-------- INPUT MATERIAL
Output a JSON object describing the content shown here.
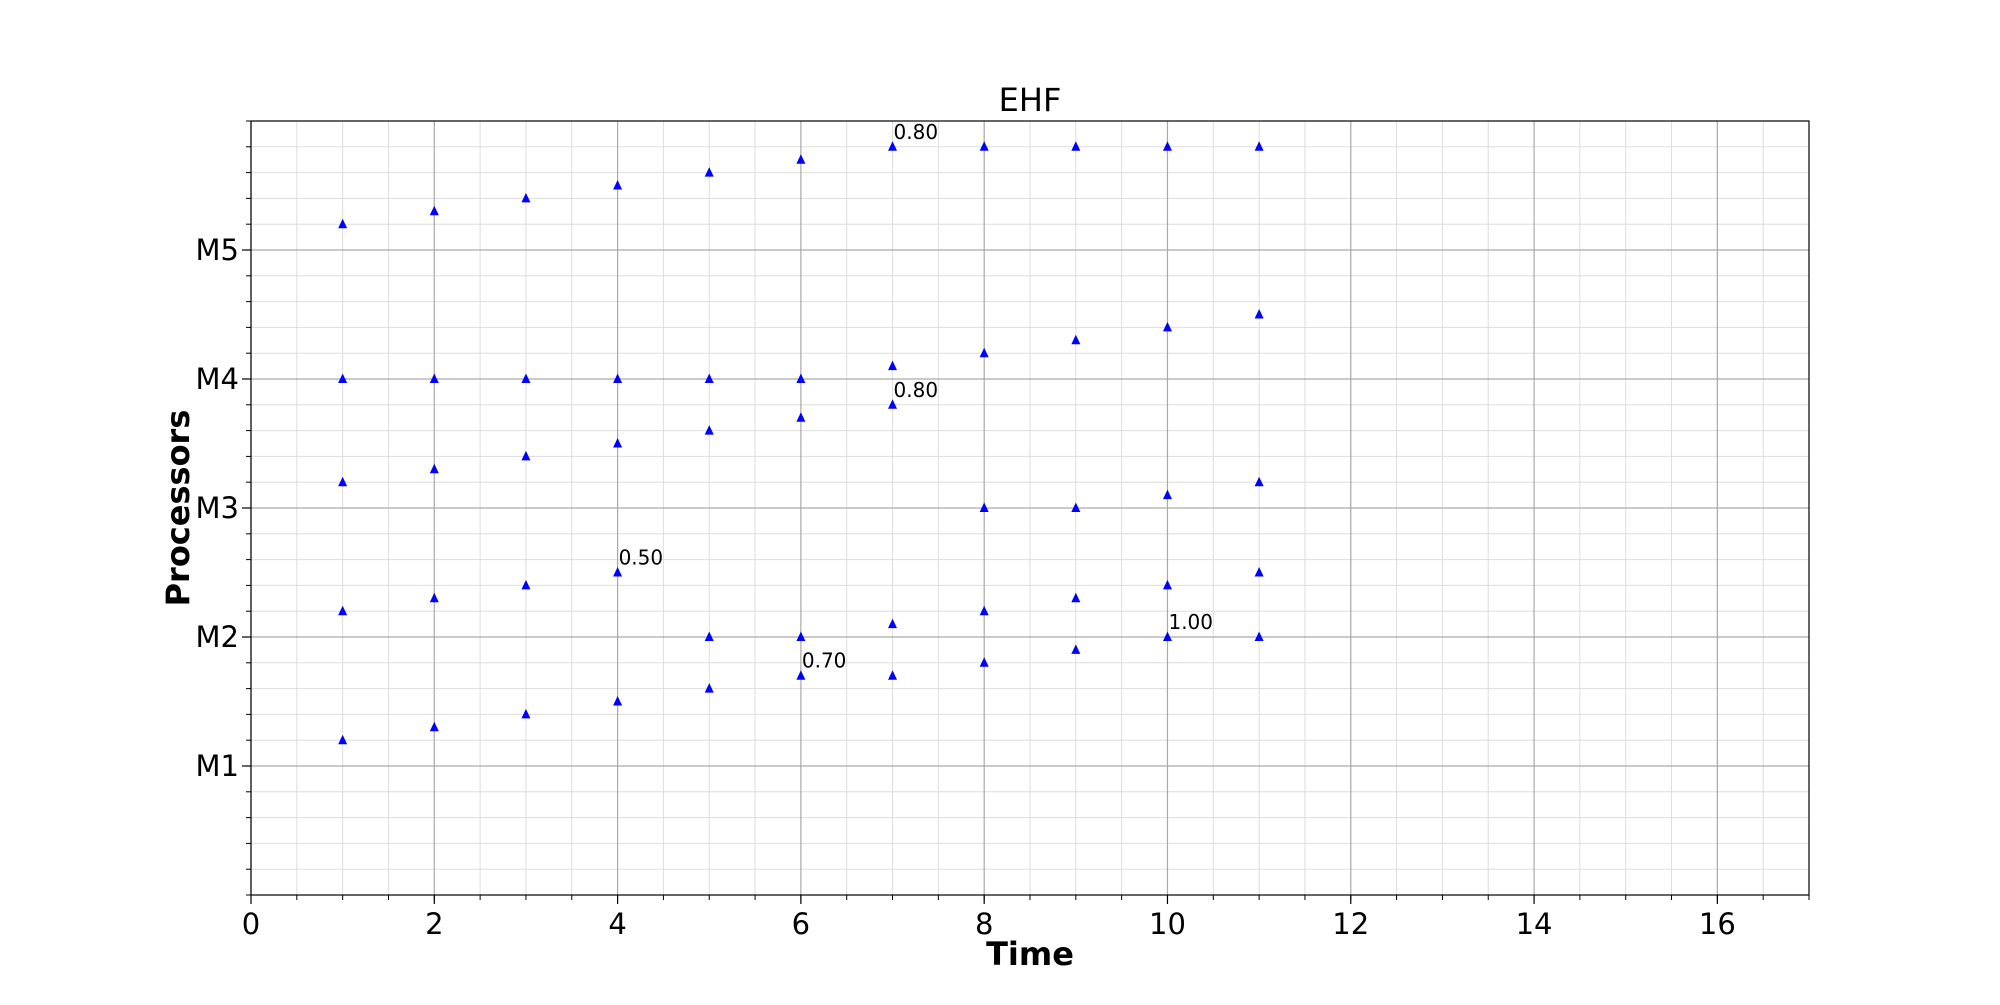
{
  "chart_data": {
    "type": "scatter",
    "title": "EHF",
    "xlabel": "Time",
    "ylabel": "Processors",
    "xlim": [
      0,
      17
    ],
    "ylim": [
      0,
      6
    ],
    "x_ticks": [
      0,
      2,
      4,
      6,
      8,
      10,
      12,
      14,
      16
    ],
    "x_tick_labels": [
      "0",
      "2",
      "4",
      "6",
      "8",
      "10",
      "12",
      "14",
      "16"
    ],
    "y_ticks": [
      1,
      2,
      3,
      4,
      5
    ],
    "y_tick_labels": [
      "M1",
      "M2",
      "M3",
      "M4",
      "M5"
    ],
    "grid": true,
    "minor_grid": true,
    "marker": "triangle-up",
    "series": [
      {
        "color": "#0000ff",
        "points": [
          [
            1,
            1.2
          ],
          [
            2,
            1.3
          ],
          [
            3,
            1.4
          ],
          [
            4,
            1.5
          ],
          [
            5,
            1.6
          ],
          [
            6,
            1.7
          ],
          [
            7,
            1.7
          ],
          [
            8,
            1.8
          ],
          [
            9,
            1.9
          ],
          [
            10,
            2.0
          ],
          [
            11,
            2.0
          ],
          [
            1,
            2.2
          ],
          [
            2,
            2.3
          ],
          [
            3,
            2.4
          ],
          [
            4,
            2.5
          ],
          [
            5,
            2.0
          ],
          [
            6,
            2.0
          ],
          [
            7,
            2.1
          ],
          [
            8,
            2.2
          ],
          [
            9,
            2.3
          ],
          [
            10,
            2.4
          ],
          [
            11,
            2.5
          ],
          [
            1,
            3.2
          ],
          [
            2,
            3.3
          ],
          [
            3,
            3.4
          ],
          [
            4,
            3.5
          ],
          [
            5,
            3.6
          ],
          [
            6,
            3.7
          ],
          [
            7,
            3.8
          ],
          [
            8,
            3.0
          ],
          [
            9,
            3.0
          ],
          [
            10,
            3.1
          ],
          [
            11,
            3.2
          ],
          [
            1,
            4.0
          ],
          [
            2,
            4.0
          ],
          [
            3,
            4.0
          ],
          [
            4,
            4.0
          ],
          [
            5,
            4.0
          ],
          [
            6,
            4.0
          ],
          [
            7,
            4.1
          ],
          [
            8,
            4.2
          ],
          [
            9,
            4.3
          ],
          [
            10,
            4.4
          ],
          [
            11,
            4.5
          ],
          [
            1,
            5.2
          ],
          [
            2,
            5.3
          ],
          [
            3,
            5.4
          ],
          [
            4,
            5.5
          ],
          [
            5,
            5.6
          ],
          [
            6,
            5.7
          ],
          [
            7,
            5.8
          ],
          [
            8,
            5.8
          ],
          [
            9,
            5.8
          ],
          [
            10,
            5.8
          ],
          [
            11,
            5.8
          ]
        ]
      }
    ],
    "annotations": [
      {
        "x": 4,
        "y": 2.5,
        "text": "0.50"
      },
      {
        "x": 6,
        "y": 1.7,
        "text": "0.70"
      },
      {
        "x": 7,
        "y": 3.8,
        "text": "0.80"
      },
      {
        "x": 7,
        "y": 5.8,
        "text": "0.80"
      },
      {
        "x": 10,
        "y": 2.0,
        "text": "1.00"
      }
    ]
  }
}
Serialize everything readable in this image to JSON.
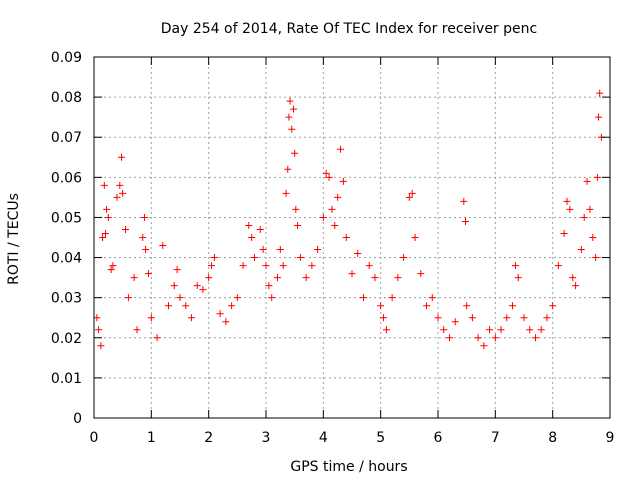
----------------
Copy out every line in the entries above that holds "text".

WRITTEN ANSWER —
        "text": "0.50"
        "text": "0.70"
        "text": "0.80"
        "text": "0.80"
        "text": "1.00"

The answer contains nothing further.